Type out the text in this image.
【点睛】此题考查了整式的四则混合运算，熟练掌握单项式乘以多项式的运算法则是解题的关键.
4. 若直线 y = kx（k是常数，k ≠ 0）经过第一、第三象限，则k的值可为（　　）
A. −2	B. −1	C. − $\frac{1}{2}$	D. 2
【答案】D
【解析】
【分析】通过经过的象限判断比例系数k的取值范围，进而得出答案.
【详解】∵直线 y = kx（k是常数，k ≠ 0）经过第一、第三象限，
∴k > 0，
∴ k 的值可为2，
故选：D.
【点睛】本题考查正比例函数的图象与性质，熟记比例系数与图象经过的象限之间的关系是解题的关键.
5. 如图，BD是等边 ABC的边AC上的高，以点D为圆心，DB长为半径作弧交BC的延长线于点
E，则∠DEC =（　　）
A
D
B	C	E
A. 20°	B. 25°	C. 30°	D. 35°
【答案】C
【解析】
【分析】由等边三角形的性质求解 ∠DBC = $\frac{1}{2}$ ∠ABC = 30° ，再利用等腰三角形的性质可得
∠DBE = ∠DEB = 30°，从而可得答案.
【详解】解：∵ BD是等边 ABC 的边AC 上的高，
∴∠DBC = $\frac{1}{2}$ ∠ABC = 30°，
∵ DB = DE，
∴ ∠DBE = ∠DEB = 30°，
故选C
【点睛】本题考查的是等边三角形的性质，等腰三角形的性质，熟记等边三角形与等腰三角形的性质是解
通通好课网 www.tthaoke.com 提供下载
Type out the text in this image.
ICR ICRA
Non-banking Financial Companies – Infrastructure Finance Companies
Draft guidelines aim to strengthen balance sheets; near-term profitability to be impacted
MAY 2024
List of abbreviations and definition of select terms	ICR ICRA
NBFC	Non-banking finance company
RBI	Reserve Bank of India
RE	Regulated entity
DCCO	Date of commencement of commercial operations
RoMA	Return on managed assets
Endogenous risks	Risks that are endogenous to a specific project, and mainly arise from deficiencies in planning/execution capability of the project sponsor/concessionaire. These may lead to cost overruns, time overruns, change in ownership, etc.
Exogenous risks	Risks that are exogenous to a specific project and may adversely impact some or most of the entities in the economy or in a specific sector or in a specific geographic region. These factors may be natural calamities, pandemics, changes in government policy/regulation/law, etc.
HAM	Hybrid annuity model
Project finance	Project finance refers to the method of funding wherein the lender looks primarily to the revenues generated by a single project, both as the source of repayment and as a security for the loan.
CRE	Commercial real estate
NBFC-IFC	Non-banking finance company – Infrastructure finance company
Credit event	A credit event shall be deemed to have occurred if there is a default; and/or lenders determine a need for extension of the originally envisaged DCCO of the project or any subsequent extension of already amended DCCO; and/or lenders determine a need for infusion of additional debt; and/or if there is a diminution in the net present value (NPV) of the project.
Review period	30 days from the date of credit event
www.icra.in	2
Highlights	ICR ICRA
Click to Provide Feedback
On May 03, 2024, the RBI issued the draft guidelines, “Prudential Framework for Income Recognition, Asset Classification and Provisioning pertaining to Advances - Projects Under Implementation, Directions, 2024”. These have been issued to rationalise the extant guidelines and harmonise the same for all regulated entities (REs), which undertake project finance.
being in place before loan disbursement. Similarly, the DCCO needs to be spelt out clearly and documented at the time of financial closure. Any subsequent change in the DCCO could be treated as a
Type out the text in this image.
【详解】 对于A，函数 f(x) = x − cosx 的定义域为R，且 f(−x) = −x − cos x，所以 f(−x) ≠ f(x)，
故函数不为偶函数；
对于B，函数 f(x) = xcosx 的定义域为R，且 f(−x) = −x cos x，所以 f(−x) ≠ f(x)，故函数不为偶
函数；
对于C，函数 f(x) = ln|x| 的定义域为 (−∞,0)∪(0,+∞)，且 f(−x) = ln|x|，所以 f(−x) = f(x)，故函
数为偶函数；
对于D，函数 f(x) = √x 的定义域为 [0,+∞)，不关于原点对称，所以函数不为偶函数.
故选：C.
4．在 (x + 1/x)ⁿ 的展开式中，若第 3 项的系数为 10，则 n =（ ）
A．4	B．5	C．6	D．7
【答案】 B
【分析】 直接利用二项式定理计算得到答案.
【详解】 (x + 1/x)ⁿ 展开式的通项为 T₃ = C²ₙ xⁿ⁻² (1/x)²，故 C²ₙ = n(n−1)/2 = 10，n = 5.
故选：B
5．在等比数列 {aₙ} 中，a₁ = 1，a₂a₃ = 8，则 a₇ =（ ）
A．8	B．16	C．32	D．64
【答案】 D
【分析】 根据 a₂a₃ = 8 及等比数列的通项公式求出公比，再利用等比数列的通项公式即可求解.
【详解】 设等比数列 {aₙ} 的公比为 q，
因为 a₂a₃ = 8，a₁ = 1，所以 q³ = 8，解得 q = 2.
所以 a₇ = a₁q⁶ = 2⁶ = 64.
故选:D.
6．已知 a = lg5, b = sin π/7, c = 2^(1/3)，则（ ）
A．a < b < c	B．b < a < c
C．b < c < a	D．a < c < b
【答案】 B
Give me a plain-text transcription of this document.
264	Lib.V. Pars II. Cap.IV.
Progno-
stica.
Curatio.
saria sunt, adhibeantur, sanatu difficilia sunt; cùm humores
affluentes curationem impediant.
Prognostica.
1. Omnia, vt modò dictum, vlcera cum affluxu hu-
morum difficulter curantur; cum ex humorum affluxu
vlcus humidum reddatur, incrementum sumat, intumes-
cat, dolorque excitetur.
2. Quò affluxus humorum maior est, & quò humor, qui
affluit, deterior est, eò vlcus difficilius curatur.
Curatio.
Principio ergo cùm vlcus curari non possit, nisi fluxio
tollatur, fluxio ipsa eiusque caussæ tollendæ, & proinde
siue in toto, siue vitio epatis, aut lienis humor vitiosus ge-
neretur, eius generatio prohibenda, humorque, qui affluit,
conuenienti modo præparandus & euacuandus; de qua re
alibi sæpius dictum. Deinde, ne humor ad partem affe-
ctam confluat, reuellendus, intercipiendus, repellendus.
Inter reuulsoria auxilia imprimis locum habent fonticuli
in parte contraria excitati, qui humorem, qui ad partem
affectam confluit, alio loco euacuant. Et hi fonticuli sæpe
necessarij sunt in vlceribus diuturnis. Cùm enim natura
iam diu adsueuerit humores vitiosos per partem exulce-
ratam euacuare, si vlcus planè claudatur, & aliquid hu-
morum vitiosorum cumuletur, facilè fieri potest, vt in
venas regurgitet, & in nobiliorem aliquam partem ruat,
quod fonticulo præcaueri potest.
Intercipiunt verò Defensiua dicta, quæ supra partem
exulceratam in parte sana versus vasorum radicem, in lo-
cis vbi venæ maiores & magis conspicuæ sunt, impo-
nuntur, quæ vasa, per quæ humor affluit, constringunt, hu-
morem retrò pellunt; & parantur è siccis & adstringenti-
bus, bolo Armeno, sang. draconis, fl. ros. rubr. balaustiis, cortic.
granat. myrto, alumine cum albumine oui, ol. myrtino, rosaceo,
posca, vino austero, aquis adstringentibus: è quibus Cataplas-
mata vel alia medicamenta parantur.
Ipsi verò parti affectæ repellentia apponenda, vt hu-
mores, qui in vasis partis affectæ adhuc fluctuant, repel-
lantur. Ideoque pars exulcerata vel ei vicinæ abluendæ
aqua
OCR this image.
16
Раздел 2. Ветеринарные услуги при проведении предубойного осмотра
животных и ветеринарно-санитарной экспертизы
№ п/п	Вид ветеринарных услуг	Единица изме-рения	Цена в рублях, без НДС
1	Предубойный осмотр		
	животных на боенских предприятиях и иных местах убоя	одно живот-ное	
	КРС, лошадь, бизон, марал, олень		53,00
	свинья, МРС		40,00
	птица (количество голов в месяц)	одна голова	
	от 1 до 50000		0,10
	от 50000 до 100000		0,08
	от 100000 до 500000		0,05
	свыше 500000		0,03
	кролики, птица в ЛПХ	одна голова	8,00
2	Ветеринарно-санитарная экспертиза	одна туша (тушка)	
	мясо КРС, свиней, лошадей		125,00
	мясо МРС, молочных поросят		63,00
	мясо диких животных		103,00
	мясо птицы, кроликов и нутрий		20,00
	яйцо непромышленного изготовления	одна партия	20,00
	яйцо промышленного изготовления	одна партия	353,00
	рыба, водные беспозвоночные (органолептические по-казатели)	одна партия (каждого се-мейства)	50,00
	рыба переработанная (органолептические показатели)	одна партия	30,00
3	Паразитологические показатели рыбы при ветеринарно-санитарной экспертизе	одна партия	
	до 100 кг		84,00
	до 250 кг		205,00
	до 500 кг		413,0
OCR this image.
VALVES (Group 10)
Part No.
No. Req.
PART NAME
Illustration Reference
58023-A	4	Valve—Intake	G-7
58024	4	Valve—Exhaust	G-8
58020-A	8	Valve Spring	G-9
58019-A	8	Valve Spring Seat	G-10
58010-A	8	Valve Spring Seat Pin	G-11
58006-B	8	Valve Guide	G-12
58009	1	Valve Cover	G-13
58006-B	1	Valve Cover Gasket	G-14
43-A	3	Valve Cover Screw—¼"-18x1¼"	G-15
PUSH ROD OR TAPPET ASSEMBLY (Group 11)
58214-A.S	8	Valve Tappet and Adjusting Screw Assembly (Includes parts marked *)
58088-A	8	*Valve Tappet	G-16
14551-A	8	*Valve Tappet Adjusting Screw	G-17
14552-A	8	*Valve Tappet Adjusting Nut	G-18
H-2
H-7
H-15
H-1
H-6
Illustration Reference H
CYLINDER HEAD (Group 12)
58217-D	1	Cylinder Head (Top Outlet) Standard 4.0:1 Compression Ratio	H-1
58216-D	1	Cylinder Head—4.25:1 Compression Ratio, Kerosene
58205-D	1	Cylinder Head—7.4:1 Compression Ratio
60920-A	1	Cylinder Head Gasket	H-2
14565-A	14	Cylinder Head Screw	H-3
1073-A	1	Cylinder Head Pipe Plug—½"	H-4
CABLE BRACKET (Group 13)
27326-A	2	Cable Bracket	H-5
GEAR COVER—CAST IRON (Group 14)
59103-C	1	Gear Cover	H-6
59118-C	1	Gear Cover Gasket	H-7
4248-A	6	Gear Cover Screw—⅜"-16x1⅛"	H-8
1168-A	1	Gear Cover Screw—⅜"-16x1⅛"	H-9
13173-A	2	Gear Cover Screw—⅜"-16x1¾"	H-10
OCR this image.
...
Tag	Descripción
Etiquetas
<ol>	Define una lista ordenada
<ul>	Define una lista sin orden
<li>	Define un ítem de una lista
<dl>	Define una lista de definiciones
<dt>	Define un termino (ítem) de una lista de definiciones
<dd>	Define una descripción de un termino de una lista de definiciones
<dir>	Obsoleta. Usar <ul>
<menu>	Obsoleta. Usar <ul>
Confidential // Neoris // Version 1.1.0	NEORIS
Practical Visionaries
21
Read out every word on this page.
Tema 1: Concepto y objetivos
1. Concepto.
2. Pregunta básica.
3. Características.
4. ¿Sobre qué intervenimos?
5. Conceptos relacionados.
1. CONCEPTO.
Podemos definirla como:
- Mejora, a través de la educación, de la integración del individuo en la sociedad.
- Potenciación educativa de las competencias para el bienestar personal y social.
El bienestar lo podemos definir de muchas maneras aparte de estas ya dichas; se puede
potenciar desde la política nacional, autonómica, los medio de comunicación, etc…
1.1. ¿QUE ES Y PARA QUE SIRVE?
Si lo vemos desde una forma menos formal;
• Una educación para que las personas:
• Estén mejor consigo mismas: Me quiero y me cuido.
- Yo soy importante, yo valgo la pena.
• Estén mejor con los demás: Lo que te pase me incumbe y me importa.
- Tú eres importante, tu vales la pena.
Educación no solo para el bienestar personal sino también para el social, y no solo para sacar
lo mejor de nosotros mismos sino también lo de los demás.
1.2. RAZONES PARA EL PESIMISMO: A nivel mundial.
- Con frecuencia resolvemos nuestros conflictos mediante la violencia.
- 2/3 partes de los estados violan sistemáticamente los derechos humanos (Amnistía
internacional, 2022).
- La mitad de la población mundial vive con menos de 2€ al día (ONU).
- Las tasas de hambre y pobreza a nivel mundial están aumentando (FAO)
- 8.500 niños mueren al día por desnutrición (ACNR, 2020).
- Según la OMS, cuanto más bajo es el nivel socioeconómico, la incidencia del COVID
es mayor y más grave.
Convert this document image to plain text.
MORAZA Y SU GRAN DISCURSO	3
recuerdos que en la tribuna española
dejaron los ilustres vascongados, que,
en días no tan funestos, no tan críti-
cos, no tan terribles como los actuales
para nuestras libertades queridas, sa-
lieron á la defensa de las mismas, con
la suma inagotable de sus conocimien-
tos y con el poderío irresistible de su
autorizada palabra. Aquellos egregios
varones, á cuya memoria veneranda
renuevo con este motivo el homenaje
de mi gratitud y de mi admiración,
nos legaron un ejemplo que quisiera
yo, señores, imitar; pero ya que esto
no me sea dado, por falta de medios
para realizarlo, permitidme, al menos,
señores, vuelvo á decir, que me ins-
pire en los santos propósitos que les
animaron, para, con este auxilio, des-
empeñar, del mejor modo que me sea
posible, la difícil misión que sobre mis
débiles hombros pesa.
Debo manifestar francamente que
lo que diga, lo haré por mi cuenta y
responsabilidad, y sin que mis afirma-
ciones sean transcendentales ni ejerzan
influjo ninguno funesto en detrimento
******************************
Find every line in the records above that contains the word "голова", and copy each one.

(RESULT OF THIS TASK):
	птица (количество голов в месяц)	одна голова	
	кролики, птица в ЛПХ	одна голова	8,00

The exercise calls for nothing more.